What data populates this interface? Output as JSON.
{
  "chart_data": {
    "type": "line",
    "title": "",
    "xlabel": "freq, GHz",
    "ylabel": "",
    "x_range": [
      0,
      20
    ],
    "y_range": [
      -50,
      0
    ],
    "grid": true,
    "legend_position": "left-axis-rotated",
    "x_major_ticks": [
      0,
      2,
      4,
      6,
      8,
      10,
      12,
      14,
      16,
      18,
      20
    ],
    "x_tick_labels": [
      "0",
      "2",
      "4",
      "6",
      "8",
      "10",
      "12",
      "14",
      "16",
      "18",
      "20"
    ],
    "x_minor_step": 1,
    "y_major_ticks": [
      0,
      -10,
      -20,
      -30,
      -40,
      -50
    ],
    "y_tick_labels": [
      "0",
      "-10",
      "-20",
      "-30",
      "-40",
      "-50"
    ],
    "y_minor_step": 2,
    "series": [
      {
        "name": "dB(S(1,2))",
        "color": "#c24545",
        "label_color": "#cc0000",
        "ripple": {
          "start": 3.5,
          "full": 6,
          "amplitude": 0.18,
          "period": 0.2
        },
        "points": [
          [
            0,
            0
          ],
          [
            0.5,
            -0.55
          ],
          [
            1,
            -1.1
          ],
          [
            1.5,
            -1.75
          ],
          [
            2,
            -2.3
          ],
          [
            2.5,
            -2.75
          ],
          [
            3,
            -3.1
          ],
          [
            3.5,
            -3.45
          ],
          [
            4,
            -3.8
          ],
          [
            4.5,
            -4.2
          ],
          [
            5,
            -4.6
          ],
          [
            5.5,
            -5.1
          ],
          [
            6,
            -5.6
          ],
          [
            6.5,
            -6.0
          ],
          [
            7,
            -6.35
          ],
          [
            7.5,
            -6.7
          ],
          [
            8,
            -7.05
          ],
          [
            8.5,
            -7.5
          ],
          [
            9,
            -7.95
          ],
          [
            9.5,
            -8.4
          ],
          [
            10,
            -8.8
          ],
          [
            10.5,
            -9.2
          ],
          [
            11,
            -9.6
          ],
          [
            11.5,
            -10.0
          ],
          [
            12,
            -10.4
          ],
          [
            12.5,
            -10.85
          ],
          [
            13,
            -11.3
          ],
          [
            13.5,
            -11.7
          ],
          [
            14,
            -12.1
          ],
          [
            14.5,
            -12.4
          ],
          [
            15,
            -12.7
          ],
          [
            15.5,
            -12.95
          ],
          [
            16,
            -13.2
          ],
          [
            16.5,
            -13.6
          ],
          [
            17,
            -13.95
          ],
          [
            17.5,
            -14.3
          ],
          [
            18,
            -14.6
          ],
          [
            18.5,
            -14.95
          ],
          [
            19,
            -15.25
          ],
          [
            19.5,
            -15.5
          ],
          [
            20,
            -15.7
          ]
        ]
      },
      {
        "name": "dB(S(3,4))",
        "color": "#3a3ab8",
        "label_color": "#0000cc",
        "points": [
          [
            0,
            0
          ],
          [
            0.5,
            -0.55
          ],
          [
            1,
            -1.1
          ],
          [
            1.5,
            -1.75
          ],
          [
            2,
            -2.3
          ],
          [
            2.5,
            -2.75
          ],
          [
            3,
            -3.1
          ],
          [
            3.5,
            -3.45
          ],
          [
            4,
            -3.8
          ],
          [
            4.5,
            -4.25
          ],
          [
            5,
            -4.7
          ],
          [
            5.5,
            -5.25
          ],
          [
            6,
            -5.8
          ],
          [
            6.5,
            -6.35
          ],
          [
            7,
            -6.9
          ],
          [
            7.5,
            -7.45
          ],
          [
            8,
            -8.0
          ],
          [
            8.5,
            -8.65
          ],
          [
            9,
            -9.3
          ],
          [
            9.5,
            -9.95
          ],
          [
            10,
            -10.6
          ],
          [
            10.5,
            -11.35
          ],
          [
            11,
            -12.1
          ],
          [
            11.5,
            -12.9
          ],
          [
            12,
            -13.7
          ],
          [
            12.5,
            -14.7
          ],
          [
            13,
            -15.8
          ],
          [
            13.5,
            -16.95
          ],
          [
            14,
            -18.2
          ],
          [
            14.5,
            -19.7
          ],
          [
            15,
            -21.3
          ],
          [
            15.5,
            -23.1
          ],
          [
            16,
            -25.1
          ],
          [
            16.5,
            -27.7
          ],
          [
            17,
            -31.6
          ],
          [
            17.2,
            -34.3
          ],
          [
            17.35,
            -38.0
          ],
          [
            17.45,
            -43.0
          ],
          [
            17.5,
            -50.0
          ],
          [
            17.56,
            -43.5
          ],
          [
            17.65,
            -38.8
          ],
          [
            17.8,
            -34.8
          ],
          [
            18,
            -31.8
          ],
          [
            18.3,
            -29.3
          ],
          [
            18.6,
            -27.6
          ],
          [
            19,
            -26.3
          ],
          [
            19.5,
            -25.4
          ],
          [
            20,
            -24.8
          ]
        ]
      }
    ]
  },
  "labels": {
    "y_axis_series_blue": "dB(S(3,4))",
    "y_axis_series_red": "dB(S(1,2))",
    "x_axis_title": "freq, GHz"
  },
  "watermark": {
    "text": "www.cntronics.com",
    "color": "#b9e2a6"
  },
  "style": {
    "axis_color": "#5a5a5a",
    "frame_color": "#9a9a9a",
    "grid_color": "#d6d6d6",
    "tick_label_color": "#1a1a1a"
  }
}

⁂

> _WRITTEN REQUEST_
Repeat the preceding lines exactly, please, every one of them.

> _ANSWER IN FULL_
What data populates this interface? Output as JSON.
{
  "chart_data": {
    "type": "line",
    "title": "",
    "xlabel": "freq, GHz",
    "ylabel": "",
    "x_range": [
      0,
      20
    ],
    "y_range": [
      -50,
      0
    ],
    "grid": true,
    "legend_position": "left-axis-rotated",
    "x_major_ticks": [
      0,
      2,
      4,
      6,
      8,
      10,
      12,
      14,
      16,
      18,
      20
    ],
    "x_tick_labels": [
      "0",
      "2",
      "4",
      "6",
      "8",
      "10",
      "12",
      "14",
      "16",
      "18",
      "20"
    ],
    "x_minor_step": 1,
    "y_major_ticks": [
      0,
      -10,
      -20,
      -30,
      -40,
      -50
    ],
    "y_tick_labels": [
      "0",
      "-10",
      "-20",
      "-30",
      "-40",
      "-50"
    ],
    "y_minor_step": 2,
    "series": [
      {
        "name": "dB(S(1,2))",
        "color": "#c24545",
        "label_color": "#cc0000",
        "ripple": {
          "start": 3.5,
          "full": 6,
          "amplitude": 0.18,
          "period": 0.2
        },
        "points": [
          [
            0,
            0
          ],
          [
            0.5,
            -0.55
          ],
          [
            1,
            -1.1
          ],
          [
            1.5,
            -1.75
          ],
          [
            2,
            -2.3
          ],
          [
            2.5,
            -2.75
          ],
          [
            3,
            -3.1
          ],
          [
            3.5,
            -3.45
          ],
          [
            4,
            -3.8
          ],
          [
            4.5,
            -4.2
          ],
          [
            5,
            -4.6
          ],
          [
            5.5,
            -5.1
          ],
          [
            6,
            -5.6
          ],
          [
            6.5,
            -6.0
          ],
          [
            7,
            -6.35
          ],
          [
            7.5,
            -6.7
          ],
          [
            8,
            -7.05
          ],
          [
            8.5,
            -7.5
          ],
          [
            9,
            -7.95
          ],
          [
            9.5,
            -8.4
          ],
          [
            10,
            -8.8
          ],
          [
            10.5,
            -9.2
          ],
          [
            11,
            -9.6
          ],
          [
            11.5,
            -10.0
          ],
          [
            12,
            -10.4
          ],
          [
            12.5,
            -10.85
          ],
          [
            13,
            -11.3
          ],
          [
            13.5,
            -11.7
          ],
          [
            14,
            -12.1
          ],
          [
            14.5,
            -12.4
          ],
          [
            15,
            -12.7
          ],
          [
            15.5,
            -12.95
          ],
          [
            16,
            -13.2
          ],
          [
            16.5,
            -13.6
          ],
          [
            17,
            -13.95
          ],
          [
            17.5,
            -14.3
          ],
          [
            18,
            -14.6
          ],
          [
            18.5,
            -14.95
          ],
          [
            19,
            -15.25
          ],
          [
            19.5,
            -15.5
          ],
          [
            20,
            -15.7
          ]
        ]
      },
      {
        "name": "dB(S(3,4))",
        "color": "#3a3ab8",
        "label_color": "#0000cc",
        "points": [
          [
            0,
            0
          ],
          [
            0.5,
            -0.55
          ],
          [
            1,
            -1.1
          ],
          [
            1.5,
            -1.75
          ],
          [
            2,
            -2.3
          ],
          [
            2.5,
            -2.75
          ],
          [
            3,
            -3.1
          ],
          [
            3.5,
            -3.45
          ],
          [
            4,
            -3.8
          ],
          [
            4.5,
            -4.25
          ],
          [
            5,
            -4.7
          ],
          [
            5.5,
            -5.25
          ],
          [
            6,
            -5.8
          ],
          [
            6.5,
            -6.35
          ],
          [
            7,
            -6.9
          ],
          [
            7.5,
            -7.45
          ],
          [
            8,
            -8.0
          ],
          [
            8.5,
            -8.65
          ],
          [
            9,
            -9.3
          ],
          [
            9.5,
            -9.95
          ],
          [
            10,
            -10.6
          ],
          [
            10.5,
            -11.35
          ],
          [
            11,
            -12.1
          ],
          [
            11.5,
            -12.9
          ],
          [
            12,
            -13.7
          ],
          [
            12.5,
            -14.7
          ],
          [
            13,
            -15.8
          ],
          [
            13.5,
            -16.95
          ],
          [
            14,
            -18.2
          ],
          [
            14.5,
            -19.7
          ],
          [
            15,
            -21.3
          ],
          [
            15.5,
            -23.1
          ],
          [
            16,
            -25.1
          ],
          [
            16.5,
            -27.7
          ],
          [
            17,
            -31.6
          ],
          [
            17.2,
            -34.3
          ],
          [
            17.35,
            -38.0
          ],
          [
            17.45,
            -43.0
          ],
          [
            17.5,
            -50.0
          ],
          [
            17.56,
            -43.5
          ],
          [
            17.65,
            -38.8
          ],
          [
            17.8,
            -34.8
          ],
          [
            18,
            -31.8
          ],
          [
            18.3,
            -29.3
          ],
          [
            18.6,
            -27.6
          ],
          [
            19,
            -26.3
          ],
          [
            19.5,
            -25.4
          ],
          [
            20,
            -24.8
          ]
        ]
      }
    ]
  },
  "labels": {
    "y_axis_series_blue": "dB(S(3,4))",
    "y_axis_series_red": "dB(S(1,2))",
    "x_axis_title": "freq, GHz"
  },
  "watermark": {
    "text": "www.cntronics.com",
    "color": "#b9e2a6"
  },
  "style": {
    "axis_color": "#5a5a5a",
    "frame_color": "#9a9a9a",
    "grid_color": "#d6d6d6",
    "tick_label_color": "#1a1a1a"
  }
}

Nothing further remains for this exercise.